Written instruction: Can you write out the whole listing exactly?

(Entries taken from a collection)
= = = = =

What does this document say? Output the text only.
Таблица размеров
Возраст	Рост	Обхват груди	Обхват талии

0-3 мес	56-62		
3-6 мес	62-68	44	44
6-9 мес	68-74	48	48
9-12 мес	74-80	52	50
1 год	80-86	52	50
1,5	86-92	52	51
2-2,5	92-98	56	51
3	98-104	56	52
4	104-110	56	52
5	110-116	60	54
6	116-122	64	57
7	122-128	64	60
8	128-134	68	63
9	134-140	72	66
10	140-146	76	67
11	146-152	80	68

= = = = =

The result:
What does this document say? Output the text only.
Таблица размеров
Возраст	Рост	Обхват груди	Обхват талии

0-3 мес	56-62		
3-6 мес	62-68	44	44
6-9 мес	68-74	48	48
9-12 мес	74-80	52	50
1 год	80-86	52	50
1,5	86-92	52	51
2-2,5	92-98	56	51
3	98-104	56	52
4	104-110	56	52
5	110-116	60	54
6	116-122	64	57
7	122-128	64	60
8	128-134	68	63
9	134-140	72	66
10	140-146	76	67
11	146-152	80	68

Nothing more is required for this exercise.